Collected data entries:
☆ ☆ ☆ ☆ ☆ ☆ ☆
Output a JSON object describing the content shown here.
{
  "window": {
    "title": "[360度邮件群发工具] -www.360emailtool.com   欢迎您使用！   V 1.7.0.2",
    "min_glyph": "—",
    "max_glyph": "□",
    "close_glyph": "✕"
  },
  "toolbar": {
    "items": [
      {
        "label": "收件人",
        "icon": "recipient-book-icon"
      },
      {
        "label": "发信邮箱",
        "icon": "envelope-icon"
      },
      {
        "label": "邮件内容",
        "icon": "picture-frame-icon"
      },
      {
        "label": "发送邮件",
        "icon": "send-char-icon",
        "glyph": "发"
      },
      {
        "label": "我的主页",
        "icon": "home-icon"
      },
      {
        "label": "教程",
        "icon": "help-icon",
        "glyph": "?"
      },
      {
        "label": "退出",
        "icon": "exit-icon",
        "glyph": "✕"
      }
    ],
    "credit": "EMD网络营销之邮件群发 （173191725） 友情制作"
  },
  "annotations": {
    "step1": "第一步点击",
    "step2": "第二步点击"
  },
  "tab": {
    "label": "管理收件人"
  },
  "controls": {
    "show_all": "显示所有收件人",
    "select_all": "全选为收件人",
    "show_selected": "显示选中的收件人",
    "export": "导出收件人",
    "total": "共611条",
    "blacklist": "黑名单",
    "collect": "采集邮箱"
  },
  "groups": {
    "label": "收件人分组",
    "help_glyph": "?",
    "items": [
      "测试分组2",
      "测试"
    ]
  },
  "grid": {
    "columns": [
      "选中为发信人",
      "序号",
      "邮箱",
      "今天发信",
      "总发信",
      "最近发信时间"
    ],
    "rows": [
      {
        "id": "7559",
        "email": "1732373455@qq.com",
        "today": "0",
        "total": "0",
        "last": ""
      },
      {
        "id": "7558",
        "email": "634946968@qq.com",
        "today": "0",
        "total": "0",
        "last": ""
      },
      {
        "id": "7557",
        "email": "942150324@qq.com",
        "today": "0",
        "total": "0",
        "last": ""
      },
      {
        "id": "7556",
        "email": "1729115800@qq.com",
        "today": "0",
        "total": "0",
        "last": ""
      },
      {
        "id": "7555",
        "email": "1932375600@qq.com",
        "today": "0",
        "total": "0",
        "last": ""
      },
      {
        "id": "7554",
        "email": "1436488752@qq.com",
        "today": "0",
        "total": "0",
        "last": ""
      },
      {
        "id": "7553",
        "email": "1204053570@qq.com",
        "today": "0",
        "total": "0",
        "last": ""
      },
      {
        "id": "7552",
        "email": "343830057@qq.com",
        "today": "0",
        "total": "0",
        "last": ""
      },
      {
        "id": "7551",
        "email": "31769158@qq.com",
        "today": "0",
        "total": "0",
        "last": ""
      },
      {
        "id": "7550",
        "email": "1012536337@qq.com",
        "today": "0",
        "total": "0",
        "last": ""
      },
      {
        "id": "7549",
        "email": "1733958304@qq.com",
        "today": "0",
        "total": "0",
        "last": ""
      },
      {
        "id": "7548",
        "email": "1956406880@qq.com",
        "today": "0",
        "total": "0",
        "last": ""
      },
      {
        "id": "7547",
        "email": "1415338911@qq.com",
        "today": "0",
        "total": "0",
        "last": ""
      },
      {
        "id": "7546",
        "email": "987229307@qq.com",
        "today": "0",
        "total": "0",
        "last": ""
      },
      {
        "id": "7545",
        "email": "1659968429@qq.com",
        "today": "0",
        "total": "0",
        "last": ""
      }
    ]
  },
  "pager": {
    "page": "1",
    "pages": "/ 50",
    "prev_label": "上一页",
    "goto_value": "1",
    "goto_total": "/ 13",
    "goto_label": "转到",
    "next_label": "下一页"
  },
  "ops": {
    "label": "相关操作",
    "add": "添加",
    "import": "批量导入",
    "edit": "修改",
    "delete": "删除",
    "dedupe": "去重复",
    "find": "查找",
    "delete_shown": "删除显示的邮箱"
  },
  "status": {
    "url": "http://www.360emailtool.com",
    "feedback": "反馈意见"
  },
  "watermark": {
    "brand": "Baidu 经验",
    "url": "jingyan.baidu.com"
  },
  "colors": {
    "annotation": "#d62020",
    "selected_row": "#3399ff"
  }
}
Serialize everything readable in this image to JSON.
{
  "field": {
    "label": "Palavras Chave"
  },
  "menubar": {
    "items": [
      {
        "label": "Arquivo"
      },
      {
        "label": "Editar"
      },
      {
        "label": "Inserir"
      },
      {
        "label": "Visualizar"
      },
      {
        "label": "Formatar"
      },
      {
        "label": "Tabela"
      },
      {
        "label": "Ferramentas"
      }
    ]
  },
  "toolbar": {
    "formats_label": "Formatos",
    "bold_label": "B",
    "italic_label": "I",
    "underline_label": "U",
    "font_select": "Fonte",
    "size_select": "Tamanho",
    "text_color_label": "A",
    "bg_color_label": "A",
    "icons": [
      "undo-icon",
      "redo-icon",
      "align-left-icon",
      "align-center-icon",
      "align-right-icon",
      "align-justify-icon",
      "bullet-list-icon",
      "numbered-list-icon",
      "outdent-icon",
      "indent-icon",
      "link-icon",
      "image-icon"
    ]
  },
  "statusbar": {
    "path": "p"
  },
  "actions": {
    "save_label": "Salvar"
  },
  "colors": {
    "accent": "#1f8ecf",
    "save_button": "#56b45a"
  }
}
☆ ☆ ☆ ☆ ☆ ☆ ☆
— Exercise brief —
From the records above, report the count of lines containing "align" and nothing more.

— Output of the exercise —
4